Raw records →
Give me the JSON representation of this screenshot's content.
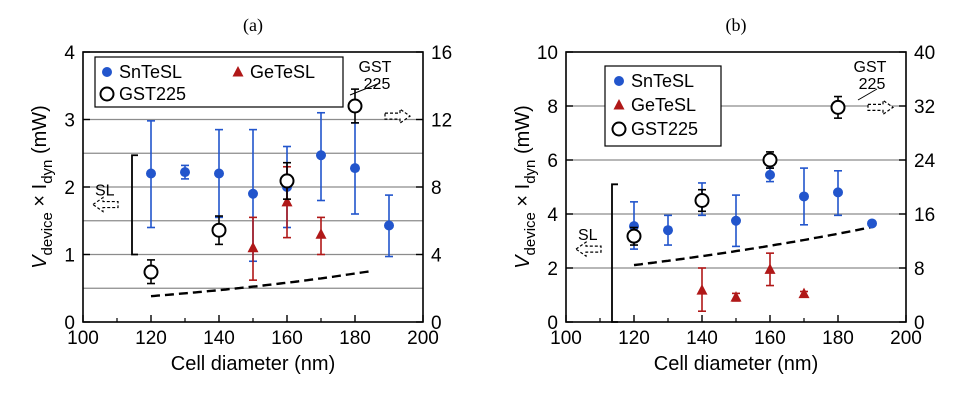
{
  "colors": {
    "snte": "#2255cc",
    "gete": "#b01818",
    "gst": "#000000",
    "grid": "#8c8c8c",
    "bg": "#ffffff"
  },
  "chart_data": [
    {
      "type": "scatter",
      "panel_label": "(a)",
      "xlabel": "Cell diameter (nm)",
      "ylabel_main": "V",
      "ylabel_sub1": "device",
      "ylabel_times": " × I",
      "ylabel_sub2": "dyn",
      "ylabel_unit": " (mW)",
      "xlim": [
        100,
        200
      ],
      "ylim": [
        0,
        4
      ],
      "y2lim": [
        0,
        16
      ],
      "xticks": [
        "100",
        "120",
        "140",
        "160",
        "180",
        "200"
      ],
      "yticks": [
        "0",
        "1",
        "2",
        "3",
        "4"
      ],
      "y2ticks": [
        "0",
        "4",
        "8",
        "12",
        "16"
      ],
      "gridlines": [
        0.5,
        1,
        1.5,
        2,
        2.5,
        3
      ],
      "legend": [
        "SnTeSL",
        "GeTeSL",
        "GST225"
      ],
      "series": [
        {
          "name": "SnTeSL",
          "marker": "circle-filled",
          "points": [
            {
              "x": 120,
              "y": 2.2,
              "lo": 1.4,
              "hi": 2.98
            },
            {
              "x": 130,
              "y": 2.22,
              "lo": 2.12,
              "hi": 2.32
            },
            {
              "x": 140,
              "y": 2.2,
              "lo": 1.55,
              "hi": 2.85
            },
            {
              "x": 150,
              "y": 1.9,
              "lo": 0.9,
              "hi": 2.85
            },
            {
              "x": 160,
              "y": 2.0,
              "lo": 1.4,
              "hi": 2.6
            },
            {
              "x": 170,
              "y": 2.47,
              "lo": 1.8,
              "hi": 3.1
            },
            {
              "x": 180,
              "y": 2.28,
              "lo": 1.6,
              "hi": 2.95
            },
            {
              "x": 190,
              "y": 1.43,
              "lo": 0.97,
              "hi": 1.88
            }
          ]
        },
        {
          "name": "GeTeSL",
          "marker": "triangle-filled",
          "points": [
            {
              "x": 150,
              "y": 1.1,
              "lo": 0.62,
              "hi": 1.55
            },
            {
              "x": 160,
              "y": 1.78,
              "lo": 1.25,
              "hi": 2.3
            },
            {
              "x": 170,
              "y": 1.3,
              "lo": 1.0,
              "hi": 1.55
            }
          ]
        },
        {
          "name": "GST225",
          "marker": "circle-open",
          "points": [
            {
              "x": 120,
              "y": 0.74,
              "lo": 0.57,
              "hi": 0.92
            },
            {
              "x": 140,
              "y": 1.36,
              "lo": 1.15,
              "hi": 1.57
            },
            {
              "x": 160,
              "y": 2.09,
              "lo": 1.82,
              "hi": 2.36
            },
            {
              "x": 180,
              "y": 3.2,
              "lo": 2.95,
              "hi": 3.45
            }
          ]
        }
      ],
      "fit_curve": {
        "style": "dashed",
        "x_start": 120,
        "x_end": 185,
        "a": 0.31,
        "b": 0.105
      },
      "annotations": {
        "sl_label": "SL",
        "sl_bracket": [
          1.0,
          2.47
        ],
        "sl_arrow_y": 1.74,
        "gst_label_1": "GST",
        "gst_label_2": "225",
        "gst_arrow_y": 3.05
      }
    },
    {
      "type": "scatter",
      "panel_label": "(b)",
      "xlabel": "Cell diameter (nm)",
      "ylabel_main": "V",
      "ylabel_sub1": "device",
      "ylabel_times": " × I",
      "ylabel_sub2": "dyn",
      "ylabel_unit": " (mW)",
      "xlim": [
        100,
        200
      ],
      "ylim": [
        0,
        10
      ],
      "y2lim": [
        0,
        40
      ],
      "xticks": [
        "100",
        "120",
        "140",
        "160",
        "180",
        "200"
      ],
      "yticks": [
        "0",
        "2",
        "4",
        "6",
        "8",
        "10"
      ],
      "y2ticks": [
        "0",
        "8",
        "16",
        "24",
        "32",
        "40"
      ],
      "gridlines": [
        2,
        4,
        6,
        8
      ],
      "legend": [
        "SnTeSL",
        "GeTeSL",
        "GST225"
      ],
      "series": [
        {
          "name": "SnTeSL",
          "marker": "circle-filled",
          "points": [
            {
              "x": 120,
              "y": 3.55,
              "lo": 2.7,
              "hi": 4.45
            },
            {
              "x": 130,
              "y": 3.4,
              "lo": 2.85,
              "hi": 3.95
            },
            {
              "x": 140,
              "y": 4.55,
              "lo": 3.95,
              "hi": 5.15
            },
            {
              "x": 150,
              "y": 3.75,
              "lo": 2.8,
              "hi": 4.7
            },
            {
              "x": 160,
              "y": 5.45,
              "lo": 5.2,
              "hi": 5.7
            },
            {
              "x": 170,
              "y": 4.65,
              "lo": 3.6,
              "hi": 5.7
            },
            {
              "x": 180,
              "y": 4.8,
              "lo": 3.95,
              "hi": 5.6
            },
            {
              "x": 190,
              "y": 3.65,
              "lo": 3.57,
              "hi": 3.73
            }
          ]
        },
        {
          "name": "GeTeSL",
          "marker": "triangle-filled",
          "points": [
            {
              "x": 140,
              "y": 1.18,
              "lo": 0.4,
              "hi": 2.0
            },
            {
              "x": 150,
              "y": 0.92,
              "lo": 0.78,
              "hi": 1.06
            },
            {
              "x": 160,
              "y": 1.95,
              "lo": 1.35,
              "hi": 2.55
            },
            {
              "x": 170,
              "y": 1.05,
              "lo": 0.97,
              "hi": 1.13
            }
          ]
        },
        {
          "name": "GST225",
          "marker": "circle-open",
          "points": [
            {
              "x": 120,
              "y": 3.18,
              "lo": 2.85,
              "hi": 3.5
            },
            {
              "x": 140,
              "y": 4.5,
              "lo": 4.1,
              "hi": 4.9
            },
            {
              "x": 160,
              "y": 6.0,
              "lo": 5.7,
              "hi": 6.3
            },
            {
              "x": 180,
              "y": 7.95,
              "lo": 7.55,
              "hi": 8.35
            }
          ]
        }
      ],
      "fit_curve": {
        "style": "dashed",
        "x_start": 120,
        "x_end": 190,
        "a": 1.82,
        "b": 0.0732
      },
      "annotations": {
        "sl_label": "SL",
        "sl_bracket": [
          0,
          5.1
        ],
        "sl_arrow_y": 2.7,
        "gst_label_1": "GST",
        "gst_label_2": "225",
        "gst_arrow_y": 7.95
      }
    }
  ]
}
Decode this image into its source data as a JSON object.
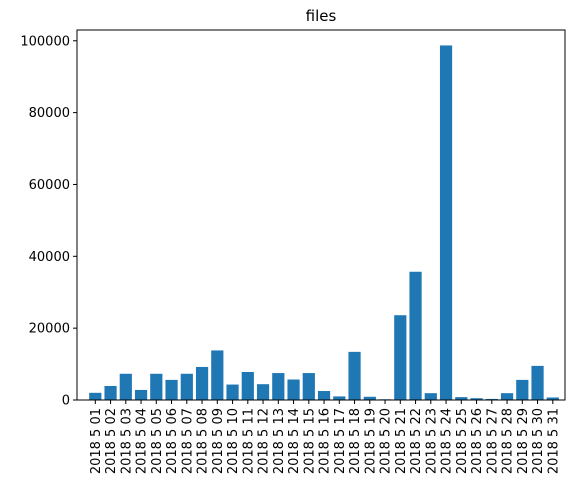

Do this → Pictures are to be left out; all else in the entries above is to be quoted exactly.

Solution to this problem →
Give me the JSON representation of this screenshot's content.
{
  "colors": {
    "snte": "#2255cc",
    "gete": "#b01818",
    "gst": "#000000",
    "grid": "#8c8c8c",
    "bg": "#ffffff"
  },
  "chart_data": [
    {
      "type": "scatter",
      "panel_label": "(a)",
      "xlabel": "Cell diameter (nm)",
      "ylabel_main": "V",
      "ylabel_sub1": "device",
      "ylabel_times": " × I",
      "ylabel_sub2": "dyn",
      "ylabel_unit": " (mW)",
      "xlim": [
        100,
        200
      ],
      "ylim": [
        0,
        4
      ],
      "y2lim": [
        0,
        16
      ],
      "xticks": [
        "100",
        "120",
        "140",
        "160",
        "180",
        "200"
      ],
      "yticks": [
        "0",
        "1",
        "2",
        "3",
        "4"
      ],
      "y2ticks": [
        "0",
        "4",
        "8",
        "12",
        "16"
      ],
      "gridlines": [
        0.5,
        1,
        1.5,
        2,
        2.5,
        3
      ],
      "legend": [
        "SnTeSL",
        "GeTeSL",
        "GST225"
      ],
      "series": [
        {
          "name": "SnTeSL",
          "marker": "circle-filled",
          "points": [
            {
              "x": 120,
              "y": 2.2,
              "lo": 1.4,
              "hi": 2.98
            },
            {
              "x": 130,
              "y": 2.22,
              "lo": 2.12,
              "hi": 2.32
            },
            {
              "x": 140,
              "y": 2.2,
              "lo": 1.55,
              "hi": 2.85
            },
            {
              "x": 150,
              "y": 1.9,
              "lo": 0.9,
              "hi": 2.85
            },
            {
              "x": 160,
              "y": 2.0,
              "lo": 1.4,
              "hi": 2.6
            },
            {
              "x": 170,
              "y": 2.47,
              "lo": 1.8,
              "hi": 3.1
            },
            {
              "x": 180,
              "y": 2.28,
              "lo": 1.6,
              "hi": 2.95
            },
            {
              "x": 190,
              "y": 1.43,
              "lo": 0.97,
              "hi": 1.88
            }
          ]
        },
        {
          "name": "GeTeSL",
          "marker": "triangle-filled",
          "points": [
            {
              "x": 150,
              "y": 1.1,
              "lo": 0.62,
              "hi": 1.55
            },
            {
              "x": 160,
              "y": 1.78,
              "lo": 1.25,
              "hi": 2.3
            },
            {
              "x": 170,
              "y": 1.3,
              "lo": 1.0,
              "hi": 1.55
            }
          ]
        },
        {
          "name": "GST225",
          "marker": "circle-open",
          "points": [
            {
              "x": 120,
              "y": 0.74,
              "lo": 0.57,
              "hi": 0.92
            },
            {
              "x": 140,
              "y": 1.36,
              "lo": 1.15,
              "hi": 1.57
            },
            {
              "x": 160,
              "y": 2.09,
              "lo": 1.82,
              "hi": 2.36
            },
            {
              "x": 180,
              "y": 3.2,
              "lo": 2.95,
              "hi": 3.45
            }
          ]
        }
      ],
      "fit_curve": {
        "style": "dashed",
        "x_start": 120,
        "x_end": 185,
        "a": 0.31,
        "b": 0.105
      },
      "annotations": {
        "sl_label": "SL",
        "sl_bracket": [
          1.0,
          2.47
        ],
        "sl_arrow_y": 1.74,
        "gst_label_1": "GST",
        "gst_label_2": "225",
        "gst_arrow_y": 3.05
      }
    },
    {
      "type": "scatter",
      "panel_label": "(b)",
      "xlabel": "Cell diameter (nm)",
      "ylabel_main": "V",
      "ylabel_sub1": "device",
      "ylabel_times": " × I",
      "ylabel_sub2": "dyn",
      "ylabel_unit": " (mW)",
      "xlim": [
        100,
        200
      ],
      "ylim": [
        0,
        10
      ],
      "y2lim": [
        0,
        40
      ],
      "xticks": [
        "100",
        "120",
        "140",
        "160",
        "180",
        "200"
      ],
      "yticks": [
        "0",
        "2",
        "4",
        "6",
        "8",
        "10"
      ],
      "y2ticks": [
        "0",
        "8",
        "16",
        "24",
        "32",
        "40"
      ],
      "gridlines": [
        2,
        4,
        6,
        8
      ],
      "legend": [
        "SnTeSL",
        "GeTeSL",
        "GST225"
      ],
      "series": [
        {
          "name": "SnTeSL",
          "marker": "circle-filled",
          "points": [
            {
              "x": 120,
              "y": 3.55,
              "lo": 2.7,
              "hi": 4.45
            },
            {
              "x": 130,
              "y": 3.4,
              "lo": 2.85,
              "hi": 3.95
            },
            {
              "x": 140,
              "y": 4.55,
              "lo": 3.95,
              "hi": 5.15
            },
            {
              "x": 150,
              "y": 3.75,
              "lo": 2.8,
              "hi": 4.7
            },
            {
              "x": 160,
              "y": 5.45,
              "lo": 5.2,
              "hi": 5.7
            },
            {
              "x": 170,
              "y": 4.65,
              "lo": 3.6,
              "hi": 5.7
            },
            {
              "x": 180,
              "y": 4.8,
              "lo": 3.95,
              "hi": 5.6
            },
            {
              "x": 190,
              "y": 3.65,
              "lo": 3.57,
              "hi": 3.73
            }
          ]
        },
        {
          "name": "GeTeSL",
          "marker": "triangle-filled",
          "points": [
            {
              "x": 140,
              "y": 1.18,
              "lo": 0.4,
              "hi": 2.0
            },
            {
              "x": 150,
              "y": 0.92,
              "lo": 0.78,
              "hi": 1.06
            },
            {
              "x": 160,
              "y": 1.95,
              "lo": 1.35,
              "hi": 2.55
            },
            {
              "x": 170,
              "y": 1.05,
              "lo": 0.97,
              "hi": 1.13
            }
          ]
        },
        {
          "name": "GST225",
          "marker": "circle-open",
          "points": [
            {
              "x": 120,
              "y": 3.18,
              "lo": 2.85,
              "hi": 3.5
            },
            {
              "x": 140,
              "y": 4.5,
              "lo": 4.1,
              "hi": 4.9
            },
            {
              "x": 160,
              "y": 6.0,
              "lo": 5.7,
              "hi": 6.3
            },
            {
              "x": 180,
              "y": 7.95,
              "lo": 7.55,
              "hi": 8.35
            }
          ]
        }
      ],
      "fit_curve": {
        "style": "dashed",
        "x_start": 120,
        "x_end": 190,
        "a": 1.82,
        "b": 0.0732
      },
      "annotations": {
        "sl_label": "SL",
        "sl_bracket": [
          0,
          5.1
        ],
        "sl_arrow_y": 2.7,
        "gst_label_1": "GST",
        "gst_label_2": "225",
        "gst_arrow_y": 7.95
      }
    }
  ]
}
Decode this image into its source data as a JSON object.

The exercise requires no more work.